Records that describe figures:

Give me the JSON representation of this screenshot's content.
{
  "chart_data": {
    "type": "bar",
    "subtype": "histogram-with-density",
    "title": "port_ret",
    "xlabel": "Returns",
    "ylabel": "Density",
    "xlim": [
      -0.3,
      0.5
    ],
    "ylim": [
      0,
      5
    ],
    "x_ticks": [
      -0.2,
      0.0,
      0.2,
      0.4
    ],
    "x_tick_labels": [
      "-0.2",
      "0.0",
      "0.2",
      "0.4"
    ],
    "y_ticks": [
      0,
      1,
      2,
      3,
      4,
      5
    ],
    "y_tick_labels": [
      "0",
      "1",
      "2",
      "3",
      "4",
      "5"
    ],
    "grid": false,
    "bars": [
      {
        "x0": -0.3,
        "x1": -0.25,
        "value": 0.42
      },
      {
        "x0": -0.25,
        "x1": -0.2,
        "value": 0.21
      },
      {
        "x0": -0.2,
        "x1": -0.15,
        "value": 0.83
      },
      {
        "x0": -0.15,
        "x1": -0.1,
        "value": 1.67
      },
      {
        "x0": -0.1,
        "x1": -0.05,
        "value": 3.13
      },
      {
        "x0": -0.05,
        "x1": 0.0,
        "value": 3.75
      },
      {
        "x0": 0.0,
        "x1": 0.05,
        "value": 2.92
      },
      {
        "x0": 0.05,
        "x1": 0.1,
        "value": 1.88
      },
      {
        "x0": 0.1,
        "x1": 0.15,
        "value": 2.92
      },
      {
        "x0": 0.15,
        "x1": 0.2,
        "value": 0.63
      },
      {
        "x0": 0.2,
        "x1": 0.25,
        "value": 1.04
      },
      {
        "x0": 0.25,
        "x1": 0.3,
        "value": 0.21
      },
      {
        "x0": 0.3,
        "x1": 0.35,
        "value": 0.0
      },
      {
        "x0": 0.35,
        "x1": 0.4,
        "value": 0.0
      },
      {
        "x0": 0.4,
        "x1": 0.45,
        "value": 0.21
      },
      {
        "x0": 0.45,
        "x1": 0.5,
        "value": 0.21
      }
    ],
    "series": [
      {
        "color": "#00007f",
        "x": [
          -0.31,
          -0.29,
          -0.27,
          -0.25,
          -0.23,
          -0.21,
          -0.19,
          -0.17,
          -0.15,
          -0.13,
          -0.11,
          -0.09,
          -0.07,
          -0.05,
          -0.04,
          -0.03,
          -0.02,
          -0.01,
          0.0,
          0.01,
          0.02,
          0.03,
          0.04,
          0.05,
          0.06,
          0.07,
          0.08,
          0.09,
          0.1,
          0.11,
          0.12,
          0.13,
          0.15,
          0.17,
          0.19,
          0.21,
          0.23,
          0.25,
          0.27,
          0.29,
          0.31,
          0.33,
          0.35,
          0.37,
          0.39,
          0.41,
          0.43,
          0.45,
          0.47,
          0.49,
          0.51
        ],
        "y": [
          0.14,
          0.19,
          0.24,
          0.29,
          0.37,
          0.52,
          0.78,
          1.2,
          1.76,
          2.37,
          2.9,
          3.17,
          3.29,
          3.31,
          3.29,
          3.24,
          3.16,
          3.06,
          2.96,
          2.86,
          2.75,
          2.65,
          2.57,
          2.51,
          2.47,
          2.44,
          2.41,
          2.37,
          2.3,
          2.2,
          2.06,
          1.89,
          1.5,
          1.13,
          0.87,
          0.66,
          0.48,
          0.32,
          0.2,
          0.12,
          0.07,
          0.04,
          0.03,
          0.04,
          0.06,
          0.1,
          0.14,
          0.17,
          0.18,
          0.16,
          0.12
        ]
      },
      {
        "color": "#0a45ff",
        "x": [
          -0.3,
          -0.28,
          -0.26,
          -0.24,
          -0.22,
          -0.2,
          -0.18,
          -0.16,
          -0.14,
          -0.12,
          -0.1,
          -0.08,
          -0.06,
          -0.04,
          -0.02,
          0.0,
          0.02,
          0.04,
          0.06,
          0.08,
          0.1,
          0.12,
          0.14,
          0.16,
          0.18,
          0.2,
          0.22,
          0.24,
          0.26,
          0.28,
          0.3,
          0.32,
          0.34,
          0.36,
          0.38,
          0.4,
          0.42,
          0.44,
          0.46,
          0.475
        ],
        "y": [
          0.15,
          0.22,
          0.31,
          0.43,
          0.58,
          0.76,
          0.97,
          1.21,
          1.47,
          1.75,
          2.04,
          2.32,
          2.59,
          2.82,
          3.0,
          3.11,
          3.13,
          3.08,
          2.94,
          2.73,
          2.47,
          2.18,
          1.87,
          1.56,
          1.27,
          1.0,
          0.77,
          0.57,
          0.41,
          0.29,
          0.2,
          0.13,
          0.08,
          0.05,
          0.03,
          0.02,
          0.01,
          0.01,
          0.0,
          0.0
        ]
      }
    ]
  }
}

Problem to work on: Send back every record, precisely as written.

Task answer:
Give me the JSON representation of this screenshot's content.
{
  "chart_data": {
    "type": "bar",
    "subtype": "histogram-with-density",
    "title": "port_ret",
    "xlabel": "Returns",
    "ylabel": "Density",
    "xlim": [
      -0.3,
      0.5
    ],
    "ylim": [
      0,
      5
    ],
    "x_ticks": [
      -0.2,
      0.0,
      0.2,
      0.4
    ],
    "x_tick_labels": [
      "-0.2",
      "0.0",
      "0.2",
      "0.4"
    ],
    "y_ticks": [
      0,
      1,
      2,
      3,
      4,
      5
    ],
    "y_tick_labels": [
      "0",
      "1",
      "2",
      "3",
      "4",
      "5"
    ],
    "grid": false,
    "bars": [
      {
        "x0": -0.3,
        "x1": -0.25,
        "value": 0.42
      },
      {
        "x0": -0.25,
        "x1": -0.2,
        "value": 0.21
      },
      {
        "x0": -0.2,
        "x1": -0.15,
        "value": 0.83
      },
      {
        "x0": -0.15,
        "x1": -0.1,
        "value": 1.67
      },
      {
        "x0": -0.1,
        "x1": -0.05,
        "value": 3.13
      },
      {
        "x0": -0.05,
        "x1": 0.0,
        "value": 3.75
      },
      {
        "x0": 0.0,
        "x1": 0.05,
        "value": 2.92
      },
      {
        "x0": 0.05,
        "x1": 0.1,
        "value": 1.88
      },
      {
        "x0": 0.1,
        "x1": 0.15,
        "value": 2.92
      },
      {
        "x0": 0.15,
        "x1": 0.2,
        "value": 0.63
      },
      {
        "x0": 0.2,
        "x1": 0.25,
        "value": 1.04
      },
      {
        "x0": 0.25,
        "x1": 0.3,
        "value": 0.21
      },
      {
        "x0": 0.3,
        "x1": 0.35,
        "value": 0.0
      },
      {
        "x0": 0.35,
        "x1": 0.4,
        "value": 0.0
      },
      {
        "x0": 0.4,
        "x1": 0.45,
        "value": 0.21
      },
      {
        "x0": 0.45,
        "x1": 0.5,
        "value": 0.21
      }
    ],
    "series": [
      {
        "color": "#00007f",
        "x": [
          -0.31,
          -0.29,
          -0.27,
          -0.25,
          -0.23,
          -0.21,
          -0.19,
          -0.17,
          -0.15,
          -0.13,
          -0.11,
          -0.09,
          -0.07,
          -0.05,
          -0.04,
          -0.03,
          -0.02,
          -0.01,
          0.0,
          0.01,
          0.02,
          0.03,
          0.04,
          0.05,
          0.06,
          0.07,
          0.08,
          0.09,
          0.1,
          0.11,
          0.12,
          0.13,
          0.15,
          0.17,
          0.19,
          0.21,
          0.23,
          0.25,
          0.27,
          0.29,
          0.31,
          0.33,
          0.35,
          0.37,
          0.39,
          0.41,
          0.43,
          0.45,
          0.47,
          0.49,
          0.51
        ],
        "y": [
          0.14,
          0.19,
          0.24,
          0.29,
          0.37,
          0.52,
          0.78,
          1.2,
          1.76,
          2.37,
          2.9,
          3.17,
          3.29,
          3.31,
          3.29,
          3.24,
          3.16,
          3.06,
          2.96,
          2.86,
          2.75,
          2.65,
          2.57,
          2.51,
          2.47,
          2.44,
          2.41,
          2.37,
          2.3,
          2.2,
          2.06,
          1.89,
          1.5,
          1.13,
          0.87,
          0.66,
          0.48,
          0.32,
          0.2,
          0.12,
          0.07,
          0.04,
          0.03,
          0.04,
          0.06,
          0.1,
          0.14,
          0.17,
          0.18,
          0.16,
          0.12
        ]
      },
      {
        "color": "#0a45ff",
        "x": [
          -0.3,
          -0.28,
          -0.26,
          -0.24,
          -0.22,
          -0.2,
          -0.18,
          -0.16,
          -0.14,
          -0.12,
          -0.1,
          -0.08,
          -0.06,
          -0.04,
          -0.02,
          0.0,
          0.02,
          0.04,
          0.06,
          0.08,
          0.1,
          0.12,
          0.14,
          0.16,
          0.18,
          0.2,
          0.22,
          0.24,
          0.26,
          0.28,
          0.3,
          0.32,
          0.34,
          0.36,
          0.38,
          0.4,
          0.42,
          0.44,
          0.46,
          0.475
        ],
        "y": [
          0.15,
          0.22,
          0.31,
          0.43,
          0.58,
          0.76,
          0.97,
          1.21,
          1.47,
          1.75,
          2.04,
          2.32,
          2.59,
          2.82,
          3.0,
          3.11,
          3.13,
          3.08,
          2.94,
          2.73,
          2.47,
          2.18,
          1.87,
          1.56,
          1.27,
          1.0,
          0.77,
          0.57,
          0.41,
          0.29,
          0.2,
          0.13,
          0.08,
          0.05,
          0.03,
          0.02,
          0.01,
          0.01,
          0.0,
          0.0
        ]
      }
    ]
  }
}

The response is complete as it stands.